> Task brief:
Type out the material below exactly.

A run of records

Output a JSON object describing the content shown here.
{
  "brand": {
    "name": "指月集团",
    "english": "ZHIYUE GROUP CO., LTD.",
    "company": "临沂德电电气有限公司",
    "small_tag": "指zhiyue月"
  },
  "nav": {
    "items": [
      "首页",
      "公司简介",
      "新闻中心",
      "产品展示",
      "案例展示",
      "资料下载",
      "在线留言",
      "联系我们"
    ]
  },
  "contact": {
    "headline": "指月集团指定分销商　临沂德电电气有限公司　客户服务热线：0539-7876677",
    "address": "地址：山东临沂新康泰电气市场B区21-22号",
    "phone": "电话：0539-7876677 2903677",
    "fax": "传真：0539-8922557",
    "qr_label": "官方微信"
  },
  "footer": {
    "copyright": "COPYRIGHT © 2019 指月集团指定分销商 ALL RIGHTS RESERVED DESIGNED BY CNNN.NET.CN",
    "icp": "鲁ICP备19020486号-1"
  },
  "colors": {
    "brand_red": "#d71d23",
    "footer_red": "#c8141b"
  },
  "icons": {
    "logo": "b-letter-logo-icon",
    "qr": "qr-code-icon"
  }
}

> Correct answer:
Output a JSON object describing the content shown here.
{
  "brand": {
    "name": "指月集团",
    "english": "ZHIYUE GROUP CO., LTD.",
    "company": "临沂德电电气有限公司",
    "small_tag": "指zhiyue月"
  },
  "nav": {
    "items": [
      "首页",
      "公司简介",
      "新闻中心",
      "产品展示",
      "案例展示",
      "资料下载",
      "在线留言",
      "联系我们"
    ]
  },
  "contact": {
    "headline": "指月集团指定分销商　临沂德电电气有限公司　客户服务热线：0539-7876677",
    "address": "地址：山东临沂新康泰电气市场B区21-22号",
    "phone": "电话：0539-7876677 2903677",
    "fax": "传真：0539-8922557",
    "qr_label": "官方微信"
  },
  "footer": {
    "copyright": "COPYRIGHT © 2019 指月集团指定分销商 ALL RIGHTS RESERVED DESIGNED BY CNNN.NET.CN",
    "icp": "鲁ICP备19020486号-1"
  },
  "colors": {
    "brand_red": "#d71d23",
    "footer_red": "#c8141b"
  },
  "icons": {
    "logo": "b-letter-logo-icon",
    "qr": "qr-code-icon"
  }
}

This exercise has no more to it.